Dear Thermos….

Uncle AndrewUncle Andrew
Filed under: @ 4:30 pm

I thought I would take a moment out of my nonproductive Sunday afternoon to offer up my thoughts about one of your products, the Element 5 Vacuum Insulated Travel Tumbler.

Element 5 Travel Tumbler

Like an appreciable number of First-World denizens with little better to do with their lives, I have devoted considerable time and money in the pursuit of the ultimate coffee mug for travelers. My list of criteria is fairly straightforward. The vessel must hold as much coffee as is practical to consume while on the go (16 to 20 fluid ounces seems to be the sweet spot). It must be insulated using materials with real insulative properties (vacuum, for instance). It must be durable (stainless steel, preferably, with no glass vacuum bottle). It must be easy to drink from while driving (the spout must be accessible without having to use both hands to open it). Lastly, it must fit comfortably in the standard beverage holder on the average car….or at least, in the standard beverage holder in my car.

§ **DIRECTION 1**
In the letter about the travel tumbler, what capacity range does the writer call the sweet spot for a coffee mug used on the go?
The text and the records come from separate sources.

(Stored items)
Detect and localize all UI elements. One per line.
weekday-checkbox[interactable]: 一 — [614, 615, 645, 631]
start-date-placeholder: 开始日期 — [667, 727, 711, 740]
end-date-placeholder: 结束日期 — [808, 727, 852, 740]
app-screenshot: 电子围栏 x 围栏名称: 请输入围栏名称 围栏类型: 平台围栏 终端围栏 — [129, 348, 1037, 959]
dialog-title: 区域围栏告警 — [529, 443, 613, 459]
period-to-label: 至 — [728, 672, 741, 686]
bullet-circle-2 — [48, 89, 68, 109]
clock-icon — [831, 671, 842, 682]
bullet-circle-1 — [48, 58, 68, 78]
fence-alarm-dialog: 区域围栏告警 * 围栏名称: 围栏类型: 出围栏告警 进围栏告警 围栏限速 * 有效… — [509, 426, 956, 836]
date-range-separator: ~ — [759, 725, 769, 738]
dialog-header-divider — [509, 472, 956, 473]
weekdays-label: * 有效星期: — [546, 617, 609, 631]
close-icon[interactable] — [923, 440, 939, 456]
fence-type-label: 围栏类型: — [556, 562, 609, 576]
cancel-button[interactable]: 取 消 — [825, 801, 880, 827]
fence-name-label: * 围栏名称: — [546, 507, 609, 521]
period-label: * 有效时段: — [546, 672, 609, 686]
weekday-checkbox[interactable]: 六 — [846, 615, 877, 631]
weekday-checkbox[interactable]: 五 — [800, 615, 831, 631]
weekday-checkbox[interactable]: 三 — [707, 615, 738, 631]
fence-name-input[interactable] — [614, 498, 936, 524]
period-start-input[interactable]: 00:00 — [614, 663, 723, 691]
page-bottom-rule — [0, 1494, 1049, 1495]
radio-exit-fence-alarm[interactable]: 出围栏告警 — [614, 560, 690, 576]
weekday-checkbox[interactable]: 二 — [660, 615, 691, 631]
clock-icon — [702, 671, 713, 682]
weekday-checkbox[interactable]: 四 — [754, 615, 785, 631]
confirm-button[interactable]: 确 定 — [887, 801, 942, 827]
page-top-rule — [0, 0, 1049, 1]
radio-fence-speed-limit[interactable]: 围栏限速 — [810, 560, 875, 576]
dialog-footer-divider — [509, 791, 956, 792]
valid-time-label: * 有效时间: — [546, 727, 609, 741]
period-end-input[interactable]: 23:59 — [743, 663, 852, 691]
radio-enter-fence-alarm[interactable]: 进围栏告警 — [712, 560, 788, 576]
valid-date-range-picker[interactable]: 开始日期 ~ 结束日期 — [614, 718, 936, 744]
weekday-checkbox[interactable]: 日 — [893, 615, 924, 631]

§ **DIRECTION 2**
Please put the lines of the records, from the start of the records through the line holding "period-to-label: 至 — [728, 672, 741, 686]", inclusive, into a JSON list of strings with one string per line, leaving out blank lines.

§ **WRITTEN ANSWER 1**
16 to 20 fluid ounces.

§ **WRITTEN ANSWER 2**
[
  "Detect and localize all UI elements. One per line.",
  "weekday-checkbox[interactable]: 一 — [614, 615, 645, 631]",
  "start-date-placeholder: 开始日期 — [667, 727, 711, 740]",
  "end-date-placeholder: 结束日期 — [808, 727, 852, 740]",
  "app-screenshot: 电子围栏 x 围栏名称: 请输入围栏名称 围栏类型: 平台围栏 终端围栏 — [129, 348, 1037, 959]",
  "dialog-title: 区域围栏告警 — [529, 443, 613, 459]",
  "period-to-label: 至 — [728, 672, 741, 686]"
]